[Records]
--- BEGIN ---
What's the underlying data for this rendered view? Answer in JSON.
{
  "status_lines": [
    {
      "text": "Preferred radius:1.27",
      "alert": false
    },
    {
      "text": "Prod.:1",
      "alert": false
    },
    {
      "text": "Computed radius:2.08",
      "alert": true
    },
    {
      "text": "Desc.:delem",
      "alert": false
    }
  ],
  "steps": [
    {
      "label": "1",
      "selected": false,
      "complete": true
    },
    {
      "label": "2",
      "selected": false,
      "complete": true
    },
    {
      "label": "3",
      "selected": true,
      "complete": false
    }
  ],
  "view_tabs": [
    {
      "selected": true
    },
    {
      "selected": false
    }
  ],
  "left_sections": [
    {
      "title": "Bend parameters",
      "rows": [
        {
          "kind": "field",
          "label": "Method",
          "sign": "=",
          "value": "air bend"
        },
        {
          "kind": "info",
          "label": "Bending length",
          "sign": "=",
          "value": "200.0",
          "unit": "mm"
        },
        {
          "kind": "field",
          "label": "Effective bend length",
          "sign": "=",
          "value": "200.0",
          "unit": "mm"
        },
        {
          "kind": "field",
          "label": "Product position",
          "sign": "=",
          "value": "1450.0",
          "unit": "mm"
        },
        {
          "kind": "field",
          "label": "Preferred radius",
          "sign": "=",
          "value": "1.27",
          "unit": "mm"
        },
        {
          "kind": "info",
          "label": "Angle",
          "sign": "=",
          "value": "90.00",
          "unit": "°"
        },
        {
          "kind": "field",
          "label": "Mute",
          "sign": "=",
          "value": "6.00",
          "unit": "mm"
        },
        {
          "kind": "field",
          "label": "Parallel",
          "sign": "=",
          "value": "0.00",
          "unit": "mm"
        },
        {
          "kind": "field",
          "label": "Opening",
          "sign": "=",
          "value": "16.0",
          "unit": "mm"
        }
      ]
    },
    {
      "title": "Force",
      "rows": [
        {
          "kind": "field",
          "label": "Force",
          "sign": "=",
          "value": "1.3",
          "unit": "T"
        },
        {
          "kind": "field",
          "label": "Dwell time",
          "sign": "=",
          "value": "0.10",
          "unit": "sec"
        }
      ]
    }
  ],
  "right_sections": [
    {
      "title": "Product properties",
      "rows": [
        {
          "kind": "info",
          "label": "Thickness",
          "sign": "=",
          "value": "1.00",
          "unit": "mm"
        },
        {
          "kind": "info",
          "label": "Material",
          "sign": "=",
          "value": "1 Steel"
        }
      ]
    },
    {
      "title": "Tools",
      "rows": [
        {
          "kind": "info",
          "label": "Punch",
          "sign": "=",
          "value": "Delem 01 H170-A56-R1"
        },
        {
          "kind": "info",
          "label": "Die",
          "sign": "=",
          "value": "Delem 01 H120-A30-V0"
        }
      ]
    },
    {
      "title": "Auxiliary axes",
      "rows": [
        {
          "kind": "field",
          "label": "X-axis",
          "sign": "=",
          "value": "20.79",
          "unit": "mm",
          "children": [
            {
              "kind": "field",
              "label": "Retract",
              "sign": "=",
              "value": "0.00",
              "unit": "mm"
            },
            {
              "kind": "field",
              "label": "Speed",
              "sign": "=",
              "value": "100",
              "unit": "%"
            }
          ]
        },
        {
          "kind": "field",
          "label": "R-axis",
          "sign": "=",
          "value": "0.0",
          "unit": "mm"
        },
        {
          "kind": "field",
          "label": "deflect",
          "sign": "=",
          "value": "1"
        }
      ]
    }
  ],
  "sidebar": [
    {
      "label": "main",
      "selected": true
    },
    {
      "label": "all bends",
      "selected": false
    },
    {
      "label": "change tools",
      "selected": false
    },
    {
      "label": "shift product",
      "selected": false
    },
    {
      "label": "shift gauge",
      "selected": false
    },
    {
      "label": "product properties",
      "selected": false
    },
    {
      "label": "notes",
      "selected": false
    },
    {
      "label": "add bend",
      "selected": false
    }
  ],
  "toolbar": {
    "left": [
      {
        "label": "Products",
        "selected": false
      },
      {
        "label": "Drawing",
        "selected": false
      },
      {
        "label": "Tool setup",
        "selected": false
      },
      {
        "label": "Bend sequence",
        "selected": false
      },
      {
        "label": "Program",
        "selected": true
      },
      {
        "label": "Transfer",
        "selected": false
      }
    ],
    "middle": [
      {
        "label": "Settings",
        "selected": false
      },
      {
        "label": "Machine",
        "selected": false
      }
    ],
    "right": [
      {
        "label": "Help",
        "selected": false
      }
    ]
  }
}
--- END ---
> [Problem description]
Transcribe all of the lines in the records precisely.

> [Response to the task]
What's the underlying data for this rendered view? Answer in JSON.
{
  "status_lines": [
    {
      "text": "Preferred radius:1.27",
      "alert": false
    },
    {
      "text": "Prod.:1",
      "alert": false
    },
    {
      "text": "Computed radius:2.08",
      "alert": true
    },
    {
      "text": "Desc.:delem",
      "alert": false
    }
  ],
  "steps": [
    {
      "label": "1",
      "selected": false,
      "complete": true
    },
    {
      "label": "2",
      "selected": false,
      "complete": true
    },
    {
      "label": "3",
      "selected": true,
      "complete": false
    }
  ],
  "view_tabs": [
    {
      "selected": true
    },
    {
      "selected": false
    }
  ],
  "left_sections": [
    {
      "title": "Bend parameters",
      "rows": [
        {
          "kind": "field",
          "label": "Method",
          "sign": "=",
          "value": "air bend"
        },
        {
          "kind": "info",
          "label": "Bending length",
          "sign": "=",
          "value": "200.0",
          "unit": "mm"
        },
        {
          "kind": "field",
          "label": "Effective bend length",
          "sign": "=",
          "value": "200.0",
          "unit": "mm"
        },
        {
          "kind": "field",
          "label": "Product position",
          "sign": "=",
          "value": "1450.0",
          "unit": "mm"
        },
        {
          "kind": "field",
          "label": "Preferred radius",
          "sign": "=",
          "value": "1.27",
          "unit": "mm"
        },
        {
          "kind": "info",
          "label": "Angle",
          "sign": "=",
          "value": "90.00",
          "unit": "°"
        },
        {
          "kind": "field",
          "label": "Mute",
          "sign": "=",
          "value": "6.00",
          "unit": "mm"
        },
        {
          "kind": "field",
          "label": "Parallel",
          "sign": "=",
          "value": "0.00",
          "unit": "mm"
        },
        {
          "kind": "field",
          "label": "Opening",
          "sign": "=",
          "value": "16.0",
          "unit": "mm"
        }
      ]
    },
    {
      "title": "Force",
      "rows": [
        {
          "kind": "field",
          "label": "Force",
          "sign": "=",
          "value": "1.3",
          "unit": "T"
        },
        {
          "kind": "field",
          "label": "Dwell time",
          "sign": "=",
          "value": "0.10",
          "unit": "sec"
        }
      ]
    }
  ],
  "right_sections": [
    {
      "title": "Product properties",
      "rows": [
        {
          "kind": "info",
          "label": "Thickness",
          "sign": "=",
          "value": "1.00",
          "unit": "mm"
        },
        {
          "kind": "info",
          "label": "Material",
          "sign": "=",
          "value": "1 Steel"
        }
      ]
    },
    {
      "title": "Tools",
      "rows": [
        {
          "kind": "info",
          "label": "Punch",
          "sign": "=",
          "value": "Delem 01 H170-A56-R1"
        },
        {
          "kind": "info",
          "label": "Die",
          "sign": "=",
          "value": "Delem 01 H120-A30-V0"
        }
      ]
    },
    {
      "title": "Auxiliary axes",
      "rows": [
        {
          "kind": "field",
          "label": "X-axis",
          "sign": "=",
          "value": "20.79",
          "unit": "mm",
          "children": [
            {
              "kind": "field",
              "label": "Retract",
              "sign": "=",
              "value": "0.00",
              "unit": "mm"
            },
            {
              "kind": "field",
              "label": "Speed",
              "sign": "=",
              "value": "100",
              "unit": "%"
            }
          ]
        },
        {
          "kind": "field",
          "label": "R-axis",
          "sign": "=",
          "value": "0.0",
          "unit": "mm"
        },
        {
          "kind": "field",
          "label": "deflect",
          "sign": "=",
          "value": "1"
        }
      ]
    }
  ],
  "sidebar": [
    {
      "label": "main",
      "selected": true
    },
    {
      "label": "all bends",
      "selected": false
    },
    {
      "label": "change tools",
      "selected": false
    },
    {
      "label": "shift product",
      "selected": false
    },
    {
      "label": "shift gauge",
      "selected": false
    },
    {
      "label": "product properties",
      "selected": false
    },
    {
      "label": "notes",
      "selected": false
    },
    {
      "label": "add bend",
      "selected": false
    }
  ],
  "toolbar": {
    "left": [
      {
        "label": "Products",
        "selected": false
      },
      {
        "label": "Drawing",
        "selected": false
      },
      {
        "label": "Tool setup",
        "selected": false
      },
      {
        "label": "Bend sequence",
        "selected": false
      },
      {
        "label": "Program",
        "selected": true
      },
      {
        "label": "Transfer",
        "selected": false
      }
    ],
    "middle": [
      {
        "label": "Settings",
        "selected": false
      },
      {
        "label": "Machine",
        "selected": false
      }
    ],
    "right": [
      {
        "label": "Help",
        "selected": false
      }
    ]
  }
}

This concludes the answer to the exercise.